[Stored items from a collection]

----

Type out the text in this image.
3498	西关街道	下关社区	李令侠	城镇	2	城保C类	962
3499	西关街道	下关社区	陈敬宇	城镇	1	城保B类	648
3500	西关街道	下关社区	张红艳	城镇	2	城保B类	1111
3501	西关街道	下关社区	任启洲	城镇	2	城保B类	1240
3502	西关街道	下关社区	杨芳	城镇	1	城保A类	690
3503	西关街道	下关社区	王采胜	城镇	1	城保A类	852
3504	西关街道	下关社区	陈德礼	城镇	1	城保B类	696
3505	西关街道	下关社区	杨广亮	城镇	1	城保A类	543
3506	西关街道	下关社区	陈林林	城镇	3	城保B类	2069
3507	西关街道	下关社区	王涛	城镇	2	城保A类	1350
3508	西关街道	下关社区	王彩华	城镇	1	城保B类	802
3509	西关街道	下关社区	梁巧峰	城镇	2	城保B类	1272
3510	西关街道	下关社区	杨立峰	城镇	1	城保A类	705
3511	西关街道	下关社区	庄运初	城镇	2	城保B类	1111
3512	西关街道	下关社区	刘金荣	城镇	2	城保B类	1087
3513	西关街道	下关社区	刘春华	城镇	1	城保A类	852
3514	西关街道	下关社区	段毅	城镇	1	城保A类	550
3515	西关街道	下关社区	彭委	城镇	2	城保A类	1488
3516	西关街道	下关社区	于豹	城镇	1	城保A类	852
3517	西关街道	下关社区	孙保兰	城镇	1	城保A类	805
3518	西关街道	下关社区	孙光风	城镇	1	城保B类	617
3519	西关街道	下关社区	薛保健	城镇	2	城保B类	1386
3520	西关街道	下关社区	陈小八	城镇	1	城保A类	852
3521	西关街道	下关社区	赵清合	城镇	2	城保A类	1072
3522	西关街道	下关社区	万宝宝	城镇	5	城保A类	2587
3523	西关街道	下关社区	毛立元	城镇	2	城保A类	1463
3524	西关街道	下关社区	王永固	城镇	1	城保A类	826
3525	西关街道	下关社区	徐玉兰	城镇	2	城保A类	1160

----

Requirements -
Extract all of the data exactly as written.

Exercise response -
Type out the text in this image.
3498	西关街道	下关社区	李令侠	城镇	2	城保C类	962
3499	西关街道	下关社区	陈敬宇	城镇	1	城保B类	648
3500	西关街道	下关社区	张红艳	城镇	2	城保B类	1111
3501	西关街道	下关社区	任启洲	城镇	2	城保B类	1240
3502	西关街道	下关社区	杨芳	城镇	1	城保A类	690
3503	西关街道	下关社区	王采胜	城镇	1	城保A类	852
3504	西关街道	下关社区	陈德礼	城镇	1	城保B类	696
3505	西关街道	下关社区	杨广亮	城镇	1	城保A类	543
3506	西关街道	下关社区	陈林林	城镇	3	城保B类	2069
3507	西关街道	下关社区	王涛	城镇	2	城保A类	1350
3508	西关街道	下关社区	王彩华	城镇	1	城保B类	802
3509	西关街道	下关社区	梁巧峰	城镇	2	城保B类	1272
3510	西关街道	下关社区	杨立峰	城镇	1	城保A类	705
3511	西关街道	下关社区	庄运初	城镇	2	城保B类	1111
3512	西关街道	下关社区	刘金荣	城镇	2	城保B类	1087
3513	西关街道	下关社区	刘春华	城镇	1	城保A类	852
3514	西关街道	下关社区	段毅	城镇	1	城保A类	550
3515	西关街道	下关社区	彭委	城镇	2	城保A类	1488
3516	西关街道	下关社区	于豹	城镇	1	城保A类	852
3517	西关街道	下关社区	孙保兰	城镇	1	城保A类	805
3518	西关街道	下关社区	孙光风	城镇	1	城保B类	617
3519	西关街道	下关社区	薛保健	城镇	2	城保B类	1386
3520	西关街道	下关社区	陈小八	城镇	1	城保A类	852
3521	西关街道	下关社区	赵清合	城镇	2	城保A类	1072
3522	西关街道	下关社区	万宝宝	城镇	5	城保A类	2587
3523	西关街道	下关社区	毛立元	城镇	2	城保A类	1463
3524	西关街道	下关社区	王永固	城镇	1	城保A类	826
3525	西关街道	下关社区	徐玉兰	城镇	2	城保A类	1160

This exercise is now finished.